» **Required task**
Pick out the lines below that include the string "ylabel".

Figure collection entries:
━━━━━━━━━━━━━━━━━━━━━━━━━━━━━━
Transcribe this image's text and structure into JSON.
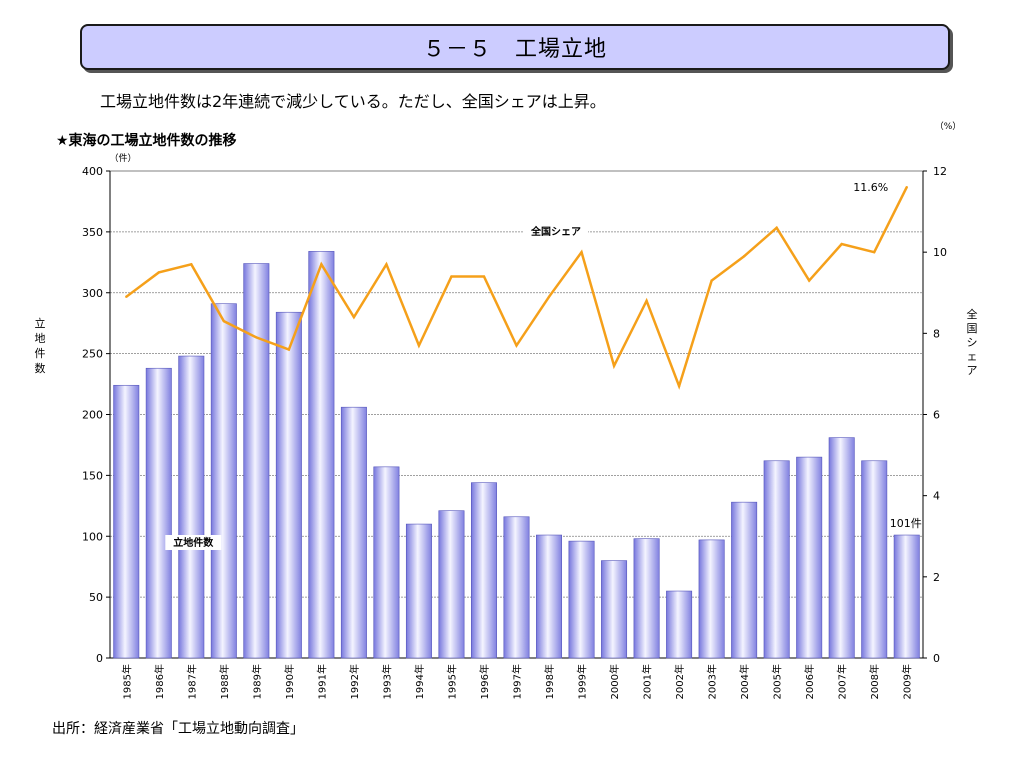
{
  "header": {
    "title": "５－５　工場立地",
    "subtitle": "工場立地件数は2年連続で減少している。ただし、全国シェアは上昇。"
  },
  "chart_heading": "★東海の工場立地件数の推移",
  "source": "出所：経済産業省「工場立地動向調査」",
  "chart_data": {
    "type": "bar",
    "categories": [
      "1985年",
      "1986年",
      "1987年",
      "1988年",
      "1989年",
      "1990年",
      "1991年",
      "1992年",
      "1993年",
      "1994年",
      "1995年",
      "1996年",
      "1997年",
      "1998年",
      "1999年",
      "2000年",
      "2001年",
      "2002年",
      "2003年",
      "2004年",
      "2005年",
      "2006年",
      "2007年",
      "2008年",
      "2009年"
    ],
    "series": [
      {
        "name": "立地件数",
        "chart_type": "bar",
        "axis": "left",
        "values": [
          224,
          238,
          248,
          291,
          324,
          284,
          334,
          206,
          157,
          110,
          121,
          144,
          116,
          101,
          96,
          80,
          98,
          55,
          97,
          128,
          162,
          165,
          181,
          162,
          101
        ],
        "color": "#9999ee"
      },
      {
        "name": "全国シェア",
        "chart_type": "line",
        "axis": "right",
        "values": [
          8.9,
          9.5,
          9.7,
          8.3,
          7.9,
          7.6,
          9.7,
          8.4,
          9.7,
          7.7,
          9.4,
          9.4,
          7.7,
          8.9,
          10.0,
          7.2,
          8.8,
          6.7,
          9.3,
          9.9,
          10.6,
          9.3,
          10.2,
          10.0,
          11.6
        ],
        "color": "#f5a01a"
      }
    ],
    "ylabel": "立地件数",
    "y2label": "全国シェア",
    "y_unit": "（件）",
    "y2_unit": "（%）",
    "ylim": [
      0,
      400
    ],
    "y2lim": [
      0,
      12
    ],
    "yticks": [
      0,
      50,
      100,
      150,
      200,
      250,
      300,
      350,
      400
    ],
    "y2ticks": [
      0,
      2,
      4,
      6,
      8,
      10,
      12
    ],
    "grid": true,
    "annotations": {
      "bar_label": "立地件数",
      "line_label": "全国シェア",
      "last_bar": "101件",
      "last_line": "11.6%"
    }
  }
}
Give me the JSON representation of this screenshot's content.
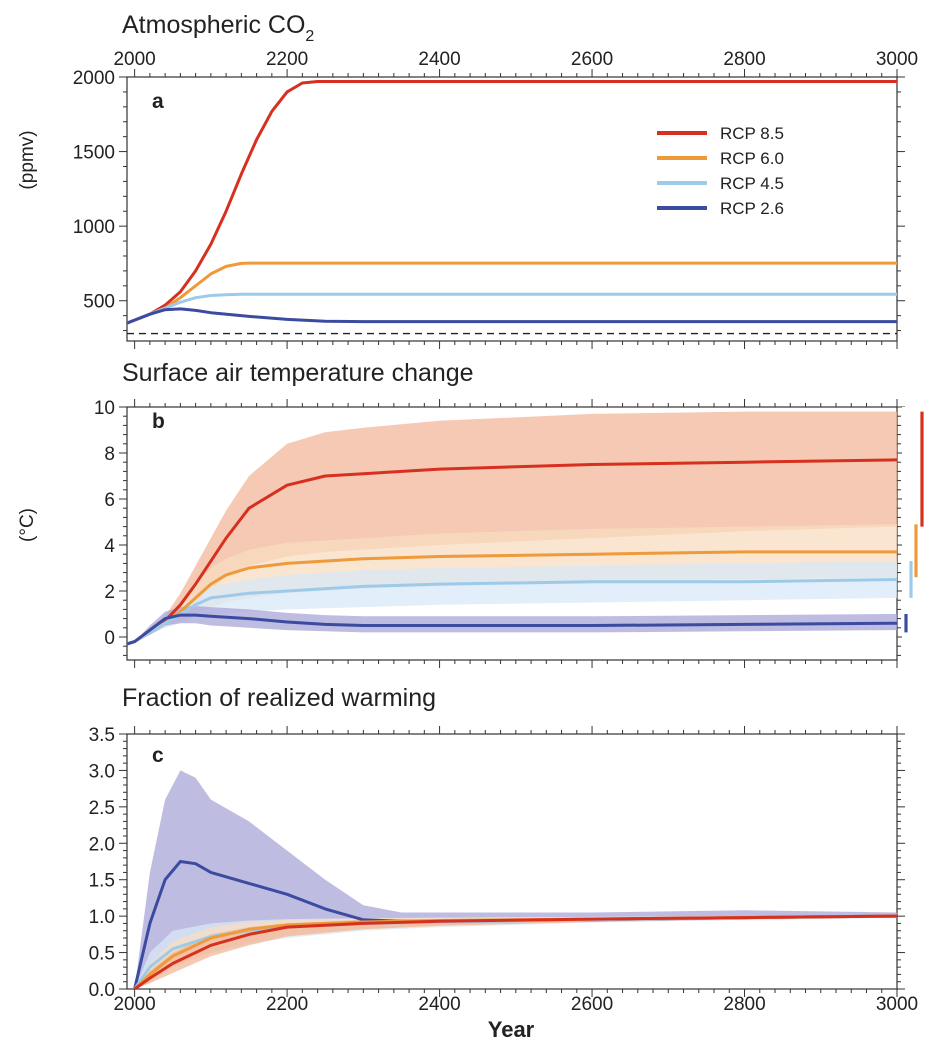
{
  "colors": {
    "rcp85": "#d7301f",
    "rcp60": "#ee9a3a",
    "rcp45": "#9ecae9",
    "rcp26": "#3b4ba0",
    "band85": "#f2b79a",
    "band60": "#f8dcc0",
    "band45": "#d8e8f7",
    "band26": "#aaa5d8"
  },
  "chart_data": [
    {
      "type": "line",
      "panel": "a",
      "title": "Atmospheric CO",
      "title_sub": "2",
      "ylabel": "(ppmv)",
      "xlabel": "",
      "xlim": [
        1990,
        3000
      ],
      "ylim": [
        230,
        2000
      ],
      "x_ticks": [
        "2000",
        "2200",
        "2400",
        "2600",
        "2800",
        "3000"
      ],
      "y_ticks": [
        "500",
        "1000",
        "1500",
        "2000"
      ],
      "legend_position": "top-right",
      "reference_line": {
        "y": 280,
        "style": "dashed"
      },
      "series": [
        {
          "name": "RCP 8.5",
          "key": "rcp85",
          "x": [
            1990,
            2000,
            2020,
            2040,
            2060,
            2080,
            2100,
            2120,
            2140,
            2160,
            2180,
            2200,
            2220,
            2240,
            2250,
            3000
          ],
          "y": [
            350,
            370,
            410,
            470,
            560,
            700,
            880,
            1100,
            1350,
            1580,
            1770,
            1900,
            1960,
            1970,
            1970,
            1970
          ]
        },
        {
          "name": "RCP 6.0",
          "key": "rcp60",
          "x": [
            1990,
            2000,
            2020,
            2040,
            2060,
            2080,
            2100,
            2120,
            2140,
            2150,
            3000
          ],
          "y": [
            350,
            370,
            410,
            450,
            520,
            600,
            680,
            730,
            750,
            752,
            752
          ]
        },
        {
          "name": "RCP 4.5",
          "key": "rcp45",
          "x": [
            1990,
            2000,
            2020,
            2040,
            2060,
            2080,
            2100,
            2120,
            2140,
            3000
          ],
          "y": [
            350,
            370,
            410,
            450,
            490,
            520,
            535,
            540,
            543,
            543
          ]
        },
        {
          "name": "RCP 2.6",
          "key": "rcp26",
          "x": [
            1990,
            2000,
            2020,
            2040,
            2060,
            2080,
            2100,
            2150,
            2200,
            2250,
            2300,
            3000
          ],
          "y": [
            350,
            370,
            410,
            440,
            445,
            435,
            420,
            395,
            375,
            362,
            360,
            360
          ]
        }
      ]
    },
    {
      "type": "area",
      "panel": "b",
      "title": "Surface air temperature change",
      "ylabel": "(°C)",
      "xlabel": "",
      "xlim": [
        1990,
        3000
      ],
      "ylim": [
        -1,
        10
      ],
      "x_ticks": [
        "2000",
        "2200",
        "2400",
        "2600",
        "2800",
        "3000"
      ],
      "y_ticks": [
        "0",
        "2",
        "4",
        "6",
        "8",
        "10"
      ],
      "series": [
        {
          "name": "RCP 8.5",
          "key": "rcp85",
          "x": [
            1990,
            2000,
            2020,
            2040,
            2060,
            2080,
            2100,
            2120,
            2150,
            2200,
            2250,
            2300,
            2400,
            2600,
            2800,
            3000
          ],
          "y": [
            -0.3,
            -0.2,
            0.2,
            0.7,
            1.4,
            2.3,
            3.3,
            4.3,
            5.6,
            6.6,
            7.0,
            7.1,
            7.3,
            7.5,
            7.6,
            7.7
          ],
          "lower": [
            -0.3,
            -0.2,
            0.1,
            0.5,
            0.9,
            1.5,
            2.1,
            2.6,
            3.1,
            3.5,
            3.7,
            3.8,
            4.0,
            4.3,
            4.6,
            4.8
          ],
          "upper": [
            -0.3,
            -0.2,
            0.3,
            0.9,
            1.9,
            3.1,
            4.3,
            5.5,
            7.0,
            8.4,
            8.9,
            9.1,
            9.4,
            9.7,
            9.8,
            9.8
          ]
        },
        {
          "name": "RCP 6.0",
          "key": "rcp60",
          "x": [
            1990,
            2000,
            2020,
            2040,
            2060,
            2080,
            2100,
            2120,
            2150,
            2200,
            2300,
            2400,
            2600,
            2800,
            3000
          ],
          "y": [
            -0.3,
            -0.2,
            0.2,
            0.6,
            1.1,
            1.7,
            2.3,
            2.7,
            3.0,
            3.2,
            3.4,
            3.5,
            3.6,
            3.7,
            3.7
          ],
          "lower": [
            -0.3,
            -0.2,
            0.1,
            0.4,
            0.7,
            1.0,
            1.3,
            1.5,
            1.7,
            1.9,
            2.1,
            2.2,
            2.4,
            2.5,
            2.6
          ],
          "upper": [
            -0.3,
            -0.2,
            0.3,
            0.8,
            1.5,
            2.3,
            3.0,
            3.4,
            3.8,
            4.1,
            4.3,
            4.5,
            4.7,
            4.8,
            4.9
          ]
        },
        {
          "name": "RCP 4.5",
          "key": "rcp45",
          "x": [
            1990,
            2000,
            2020,
            2040,
            2060,
            2080,
            2100,
            2150,
            2200,
            2300,
            2400,
            2600,
            2800,
            3000
          ],
          "y": [
            -0.3,
            -0.2,
            0.2,
            0.6,
            1.0,
            1.4,
            1.7,
            1.9,
            2.0,
            2.2,
            2.3,
            2.4,
            2.4,
            2.5
          ],
          "lower": [
            -0.3,
            -0.2,
            0.1,
            0.4,
            0.6,
            0.9,
            1.0,
            1.1,
            1.2,
            1.3,
            1.4,
            1.5,
            1.6,
            1.7
          ],
          "upper": [
            -0.3,
            -0.2,
            0.3,
            0.8,
            1.3,
            1.8,
            2.2,
            2.5,
            2.7,
            2.9,
            3.0,
            3.1,
            3.2,
            3.3
          ]
        },
        {
          "name": "RCP 2.6",
          "key": "rcp26",
          "x": [
            1990,
            2000,
            2020,
            2040,
            2060,
            2080,
            2100,
            2150,
            2200,
            2250,
            2300,
            2400,
            2600,
            2800,
            3000
          ],
          "y": [
            -0.3,
            -0.2,
            0.3,
            0.8,
            0.95,
            0.95,
            0.9,
            0.8,
            0.65,
            0.55,
            0.5,
            0.5,
            0.5,
            0.55,
            0.6
          ],
          "lower": [
            -0.3,
            -0.2,
            0.1,
            0.5,
            0.6,
            0.6,
            0.5,
            0.4,
            0.3,
            0.25,
            0.2,
            0.2,
            0.2,
            0.25,
            0.3
          ],
          "upper": [
            -0.3,
            -0.2,
            0.5,
            1.1,
            1.3,
            1.35,
            1.3,
            1.2,
            1.05,
            0.95,
            0.9,
            0.9,
            0.9,
            0.95,
            1.0
          ]
        }
      ],
      "range_bars": [
        {
          "key": "rcp85",
          "low": 4.8,
          "high": 9.8
        },
        {
          "key": "rcp60",
          "low": 2.6,
          "high": 4.9
        },
        {
          "key": "rcp45",
          "low": 1.7,
          "high": 3.3
        },
        {
          "key": "rcp26",
          "low": 0.2,
          "high": 1.0
        }
      ]
    },
    {
      "type": "area",
      "panel": "c",
      "title": "Fraction of realized warming",
      "xlabel": "Year",
      "ylabel": "",
      "xlim": [
        1990,
        3000
      ],
      "ylim": [
        0,
        3.5
      ],
      "x_ticks": [
        "2000",
        "2200",
        "2400",
        "2600",
        "2800",
        "3000"
      ],
      "y_ticks": [
        "0.0",
        "0.5",
        "1.0",
        "1.5",
        "2.0",
        "2.5",
        "3.0",
        "3.5"
      ],
      "series": [
        {
          "name": "RCP 2.6",
          "key": "rcp26",
          "x": [
            2000,
            2020,
            2040,
            2060,
            2080,
            2100,
            2150,
            2200,
            2250,
            2300,
            2350,
            2400,
            2500,
            2600,
            2800,
            3000
          ],
          "y": [
            0.0,
            0.9,
            1.5,
            1.75,
            1.72,
            1.6,
            1.45,
            1.3,
            1.1,
            0.95,
            0.93,
            0.93,
            0.94,
            0.95,
            0.98,
            1.0
          ],
          "lower": [
            0.0,
            0.2,
            0.4,
            0.55,
            0.65,
            0.7,
            0.8,
            0.86,
            0.88,
            0.9,
            0.9,
            0.9,
            0.91,
            0.92,
            0.95,
            0.98
          ],
          "upper": [
            0.0,
            1.6,
            2.6,
            3.0,
            2.9,
            2.6,
            2.3,
            1.9,
            1.5,
            1.15,
            1.05,
            1.05,
            1.05,
            1.05,
            1.08,
            1.05
          ]
        },
        {
          "name": "RCP 4.5",
          "key": "rcp45",
          "x": [
            2000,
            2020,
            2050,
            2100,
            2150,
            2200,
            2300,
            2400,
            2600,
            2800,
            3000
          ],
          "y": [
            0.0,
            0.3,
            0.55,
            0.72,
            0.8,
            0.85,
            0.9,
            0.92,
            0.95,
            0.98,
            1.0
          ],
          "lower": [
            0.0,
            0.15,
            0.35,
            0.5,
            0.62,
            0.7,
            0.8,
            0.85,
            0.91,
            0.95,
            0.98
          ],
          "upper": [
            0.0,
            0.5,
            0.8,
            0.9,
            0.94,
            0.96,
            0.97,
            0.98,
            0.99,
            1.0,
            1.0
          ]
        },
        {
          "name": "RCP 6.0",
          "key": "rcp60",
          "x": [
            2000,
            2020,
            2050,
            2100,
            2150,
            2200,
            2300,
            2400,
            2600,
            2800,
            3000
          ],
          "y": [
            0.0,
            0.2,
            0.45,
            0.7,
            0.82,
            0.88,
            0.92,
            0.94,
            0.96,
            0.98,
            1.0
          ],
          "lower": [
            0.0,
            0.1,
            0.3,
            0.5,
            0.65,
            0.74,
            0.82,
            0.86,
            0.92,
            0.96,
            0.98
          ],
          "upper": [
            0.0,
            0.35,
            0.65,
            0.85,
            0.92,
            0.95,
            0.97,
            0.98,
            0.99,
            1.0,
            1.0
          ]
        },
        {
          "name": "RCP 8.5",
          "key": "rcp85",
          "x": [
            2000,
            2020,
            2050,
            2100,
            2150,
            2200,
            2300,
            2400,
            2600,
            2800,
            3000
          ],
          "y": [
            0.0,
            0.15,
            0.35,
            0.6,
            0.75,
            0.85,
            0.9,
            0.93,
            0.96,
            0.98,
            1.0
          ],
          "lower": [
            0.0,
            0.08,
            0.22,
            0.45,
            0.6,
            0.72,
            0.82,
            0.87,
            0.92,
            0.96,
            0.98
          ],
          "upper": [
            0.0,
            0.25,
            0.5,
            0.75,
            0.85,
            0.9,
            0.95,
            0.96,
            0.98,
            0.99,
            1.0
          ]
        }
      ]
    }
  ]
}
━━━━━━━━━━━━━━━━━━━━━━━━━━━━━━
» **Expected answer**
    "ylabel": "立地件数",
      "ylabel": "(ppmv)",
      "ylabel": "(°C)",
      "ylabel": "",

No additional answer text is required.